Write out every line below that includes the word "Lake".

EXERCISE INPUT
>>>>>

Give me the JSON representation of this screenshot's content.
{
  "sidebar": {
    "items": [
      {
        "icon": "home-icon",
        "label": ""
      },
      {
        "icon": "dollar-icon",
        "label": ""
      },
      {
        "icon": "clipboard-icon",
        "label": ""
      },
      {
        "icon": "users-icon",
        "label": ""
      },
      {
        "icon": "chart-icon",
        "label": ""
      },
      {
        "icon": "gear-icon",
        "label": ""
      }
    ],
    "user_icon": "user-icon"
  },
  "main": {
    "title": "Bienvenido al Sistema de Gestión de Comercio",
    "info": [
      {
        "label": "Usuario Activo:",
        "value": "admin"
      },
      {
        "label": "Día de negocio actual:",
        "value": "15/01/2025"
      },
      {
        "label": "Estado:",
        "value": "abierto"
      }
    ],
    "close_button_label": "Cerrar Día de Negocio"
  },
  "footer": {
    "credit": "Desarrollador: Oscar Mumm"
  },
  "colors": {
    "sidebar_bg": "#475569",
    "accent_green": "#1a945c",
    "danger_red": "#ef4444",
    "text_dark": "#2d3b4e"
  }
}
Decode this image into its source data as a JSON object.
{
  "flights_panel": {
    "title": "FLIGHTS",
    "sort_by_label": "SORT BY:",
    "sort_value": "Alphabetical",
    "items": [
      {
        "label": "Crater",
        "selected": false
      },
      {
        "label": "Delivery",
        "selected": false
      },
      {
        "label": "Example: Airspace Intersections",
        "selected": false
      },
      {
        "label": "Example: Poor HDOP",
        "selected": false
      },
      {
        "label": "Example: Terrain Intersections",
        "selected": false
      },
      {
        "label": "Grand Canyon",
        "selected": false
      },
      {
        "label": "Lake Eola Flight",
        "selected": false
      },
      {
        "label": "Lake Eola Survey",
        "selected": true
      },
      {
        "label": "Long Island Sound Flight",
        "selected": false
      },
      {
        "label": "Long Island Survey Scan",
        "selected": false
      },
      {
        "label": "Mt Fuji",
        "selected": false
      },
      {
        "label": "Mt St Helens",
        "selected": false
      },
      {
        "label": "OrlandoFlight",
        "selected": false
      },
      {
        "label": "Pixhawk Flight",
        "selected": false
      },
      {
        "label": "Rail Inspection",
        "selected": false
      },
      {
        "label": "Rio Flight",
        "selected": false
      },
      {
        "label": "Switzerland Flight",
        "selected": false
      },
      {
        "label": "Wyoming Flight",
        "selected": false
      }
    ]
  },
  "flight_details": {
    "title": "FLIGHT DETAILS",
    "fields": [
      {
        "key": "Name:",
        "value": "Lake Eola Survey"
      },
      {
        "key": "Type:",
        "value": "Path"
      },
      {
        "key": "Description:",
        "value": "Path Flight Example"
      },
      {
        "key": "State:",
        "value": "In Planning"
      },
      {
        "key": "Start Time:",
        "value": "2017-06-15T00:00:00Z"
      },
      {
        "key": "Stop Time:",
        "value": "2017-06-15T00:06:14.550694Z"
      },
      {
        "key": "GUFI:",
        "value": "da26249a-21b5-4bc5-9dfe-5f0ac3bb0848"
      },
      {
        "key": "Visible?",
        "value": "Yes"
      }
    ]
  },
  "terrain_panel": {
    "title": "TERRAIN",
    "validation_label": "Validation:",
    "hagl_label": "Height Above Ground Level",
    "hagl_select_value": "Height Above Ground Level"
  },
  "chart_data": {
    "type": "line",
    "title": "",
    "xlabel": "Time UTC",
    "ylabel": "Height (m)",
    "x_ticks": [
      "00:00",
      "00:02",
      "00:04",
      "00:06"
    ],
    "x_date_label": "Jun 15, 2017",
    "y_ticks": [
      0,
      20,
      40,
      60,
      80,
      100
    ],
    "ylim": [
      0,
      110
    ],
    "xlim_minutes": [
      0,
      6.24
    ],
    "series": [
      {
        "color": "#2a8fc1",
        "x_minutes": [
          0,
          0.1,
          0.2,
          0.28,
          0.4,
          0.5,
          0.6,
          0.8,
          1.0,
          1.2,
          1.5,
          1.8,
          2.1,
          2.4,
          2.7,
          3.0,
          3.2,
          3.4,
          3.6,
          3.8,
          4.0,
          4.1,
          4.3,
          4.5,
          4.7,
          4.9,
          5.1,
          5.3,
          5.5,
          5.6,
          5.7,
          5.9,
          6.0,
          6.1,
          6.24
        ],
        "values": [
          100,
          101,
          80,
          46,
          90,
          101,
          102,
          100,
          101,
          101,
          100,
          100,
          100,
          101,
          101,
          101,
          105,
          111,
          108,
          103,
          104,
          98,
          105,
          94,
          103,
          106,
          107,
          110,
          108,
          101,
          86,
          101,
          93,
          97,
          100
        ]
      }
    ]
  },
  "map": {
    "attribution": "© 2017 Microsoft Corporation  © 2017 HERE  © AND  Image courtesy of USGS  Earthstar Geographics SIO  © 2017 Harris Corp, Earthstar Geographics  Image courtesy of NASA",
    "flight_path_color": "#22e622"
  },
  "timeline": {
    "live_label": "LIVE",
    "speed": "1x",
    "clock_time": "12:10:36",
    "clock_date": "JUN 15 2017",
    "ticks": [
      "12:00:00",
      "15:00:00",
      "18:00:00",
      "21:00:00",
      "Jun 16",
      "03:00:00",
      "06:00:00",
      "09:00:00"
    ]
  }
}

<<<<<

CORRECT ANSWER
        "label": "Lake Eola Flight",
        "label": "Lake Eola Survey",
        "value": "Lake Eola Survey"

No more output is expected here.